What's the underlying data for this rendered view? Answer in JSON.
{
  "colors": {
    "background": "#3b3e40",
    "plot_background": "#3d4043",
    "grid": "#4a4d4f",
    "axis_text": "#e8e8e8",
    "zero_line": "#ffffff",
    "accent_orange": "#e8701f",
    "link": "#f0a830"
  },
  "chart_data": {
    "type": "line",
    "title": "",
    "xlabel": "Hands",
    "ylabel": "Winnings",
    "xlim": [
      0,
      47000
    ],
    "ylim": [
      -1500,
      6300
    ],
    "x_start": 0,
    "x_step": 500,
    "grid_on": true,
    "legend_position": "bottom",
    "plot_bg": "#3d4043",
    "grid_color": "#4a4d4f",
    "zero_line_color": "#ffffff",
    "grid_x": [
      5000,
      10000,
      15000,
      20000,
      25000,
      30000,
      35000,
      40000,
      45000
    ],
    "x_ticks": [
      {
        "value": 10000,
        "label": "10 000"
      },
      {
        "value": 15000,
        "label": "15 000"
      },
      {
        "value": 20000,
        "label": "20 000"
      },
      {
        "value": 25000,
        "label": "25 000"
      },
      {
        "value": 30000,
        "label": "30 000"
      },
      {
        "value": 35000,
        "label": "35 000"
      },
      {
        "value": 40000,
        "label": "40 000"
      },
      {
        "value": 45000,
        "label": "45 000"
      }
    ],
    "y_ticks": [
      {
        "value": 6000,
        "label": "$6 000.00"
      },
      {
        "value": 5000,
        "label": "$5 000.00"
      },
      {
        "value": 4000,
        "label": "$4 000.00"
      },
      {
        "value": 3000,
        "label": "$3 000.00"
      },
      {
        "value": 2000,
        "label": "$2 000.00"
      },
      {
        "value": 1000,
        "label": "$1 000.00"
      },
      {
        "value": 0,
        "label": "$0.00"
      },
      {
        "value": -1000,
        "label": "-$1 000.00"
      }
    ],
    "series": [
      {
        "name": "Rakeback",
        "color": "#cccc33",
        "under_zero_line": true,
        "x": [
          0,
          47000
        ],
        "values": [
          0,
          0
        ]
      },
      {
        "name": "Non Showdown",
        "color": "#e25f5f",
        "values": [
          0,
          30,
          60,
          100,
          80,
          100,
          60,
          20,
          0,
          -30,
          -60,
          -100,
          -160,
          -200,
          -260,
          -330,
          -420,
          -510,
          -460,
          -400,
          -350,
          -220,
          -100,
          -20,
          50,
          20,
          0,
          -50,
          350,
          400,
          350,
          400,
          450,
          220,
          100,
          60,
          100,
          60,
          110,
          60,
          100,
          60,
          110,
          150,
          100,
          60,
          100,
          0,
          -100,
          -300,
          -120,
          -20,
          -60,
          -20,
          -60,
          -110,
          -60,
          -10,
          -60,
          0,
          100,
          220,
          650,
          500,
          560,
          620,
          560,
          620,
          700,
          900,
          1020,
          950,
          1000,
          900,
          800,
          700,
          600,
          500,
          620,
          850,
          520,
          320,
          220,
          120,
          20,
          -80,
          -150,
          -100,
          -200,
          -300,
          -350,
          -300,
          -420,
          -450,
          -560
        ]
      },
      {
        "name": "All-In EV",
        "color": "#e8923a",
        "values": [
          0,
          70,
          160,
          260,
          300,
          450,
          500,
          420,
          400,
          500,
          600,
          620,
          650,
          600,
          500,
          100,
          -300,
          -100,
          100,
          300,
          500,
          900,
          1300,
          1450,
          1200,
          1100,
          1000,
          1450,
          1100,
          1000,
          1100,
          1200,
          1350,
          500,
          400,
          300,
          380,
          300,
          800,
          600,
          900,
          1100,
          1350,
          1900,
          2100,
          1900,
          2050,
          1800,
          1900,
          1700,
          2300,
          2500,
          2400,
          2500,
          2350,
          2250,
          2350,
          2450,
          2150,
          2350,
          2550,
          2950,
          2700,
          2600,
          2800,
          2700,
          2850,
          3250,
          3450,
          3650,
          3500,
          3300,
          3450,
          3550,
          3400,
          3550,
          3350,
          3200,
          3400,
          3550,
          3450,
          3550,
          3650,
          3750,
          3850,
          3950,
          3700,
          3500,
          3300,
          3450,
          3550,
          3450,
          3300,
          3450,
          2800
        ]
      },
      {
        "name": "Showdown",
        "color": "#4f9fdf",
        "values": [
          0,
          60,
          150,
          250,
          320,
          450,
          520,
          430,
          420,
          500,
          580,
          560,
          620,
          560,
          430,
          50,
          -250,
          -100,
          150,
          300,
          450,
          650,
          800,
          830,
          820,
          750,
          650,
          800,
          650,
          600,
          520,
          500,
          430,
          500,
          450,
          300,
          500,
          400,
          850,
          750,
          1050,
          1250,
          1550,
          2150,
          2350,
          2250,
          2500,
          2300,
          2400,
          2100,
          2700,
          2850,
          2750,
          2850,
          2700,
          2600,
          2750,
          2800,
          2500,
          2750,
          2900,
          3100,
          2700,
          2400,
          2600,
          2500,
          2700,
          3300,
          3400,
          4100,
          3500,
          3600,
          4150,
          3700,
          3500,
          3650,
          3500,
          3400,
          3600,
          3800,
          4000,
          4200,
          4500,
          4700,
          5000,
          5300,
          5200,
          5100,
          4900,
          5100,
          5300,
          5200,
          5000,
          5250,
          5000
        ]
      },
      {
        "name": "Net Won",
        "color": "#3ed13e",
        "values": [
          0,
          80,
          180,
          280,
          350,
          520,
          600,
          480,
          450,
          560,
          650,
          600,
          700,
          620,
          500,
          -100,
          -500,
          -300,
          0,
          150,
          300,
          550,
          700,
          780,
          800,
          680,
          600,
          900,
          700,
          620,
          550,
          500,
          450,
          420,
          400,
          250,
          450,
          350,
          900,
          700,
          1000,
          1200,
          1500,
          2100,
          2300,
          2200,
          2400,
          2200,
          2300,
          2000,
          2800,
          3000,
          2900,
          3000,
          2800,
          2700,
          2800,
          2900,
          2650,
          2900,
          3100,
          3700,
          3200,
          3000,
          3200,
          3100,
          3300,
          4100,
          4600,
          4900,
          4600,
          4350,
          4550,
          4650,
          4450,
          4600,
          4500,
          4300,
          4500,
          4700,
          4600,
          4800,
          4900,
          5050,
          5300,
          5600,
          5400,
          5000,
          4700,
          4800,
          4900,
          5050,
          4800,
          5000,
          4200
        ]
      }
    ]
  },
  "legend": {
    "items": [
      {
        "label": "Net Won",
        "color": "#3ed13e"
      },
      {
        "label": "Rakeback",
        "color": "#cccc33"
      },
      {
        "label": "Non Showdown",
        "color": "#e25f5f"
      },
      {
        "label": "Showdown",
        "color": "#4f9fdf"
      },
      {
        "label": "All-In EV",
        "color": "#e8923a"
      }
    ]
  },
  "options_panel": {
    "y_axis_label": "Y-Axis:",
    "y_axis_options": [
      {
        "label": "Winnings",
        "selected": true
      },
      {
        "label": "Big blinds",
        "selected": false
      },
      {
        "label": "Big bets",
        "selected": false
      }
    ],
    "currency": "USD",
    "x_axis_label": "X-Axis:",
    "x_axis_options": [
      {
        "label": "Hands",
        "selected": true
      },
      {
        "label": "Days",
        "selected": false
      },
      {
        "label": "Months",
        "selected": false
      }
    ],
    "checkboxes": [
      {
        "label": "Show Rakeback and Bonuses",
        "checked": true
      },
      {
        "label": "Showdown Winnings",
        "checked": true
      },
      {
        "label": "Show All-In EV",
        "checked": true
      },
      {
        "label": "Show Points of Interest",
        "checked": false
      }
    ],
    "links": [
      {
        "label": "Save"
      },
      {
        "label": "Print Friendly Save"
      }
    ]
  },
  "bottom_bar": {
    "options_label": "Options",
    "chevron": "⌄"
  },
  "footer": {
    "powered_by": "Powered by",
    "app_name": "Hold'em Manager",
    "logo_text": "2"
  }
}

- THE REQUEST: Point out every line holding the string "ffffff" and copy it.

- EXERCISE ANSWER:
    "zero_line": "#ffffff",
    "zero_line_color": "#ffffff",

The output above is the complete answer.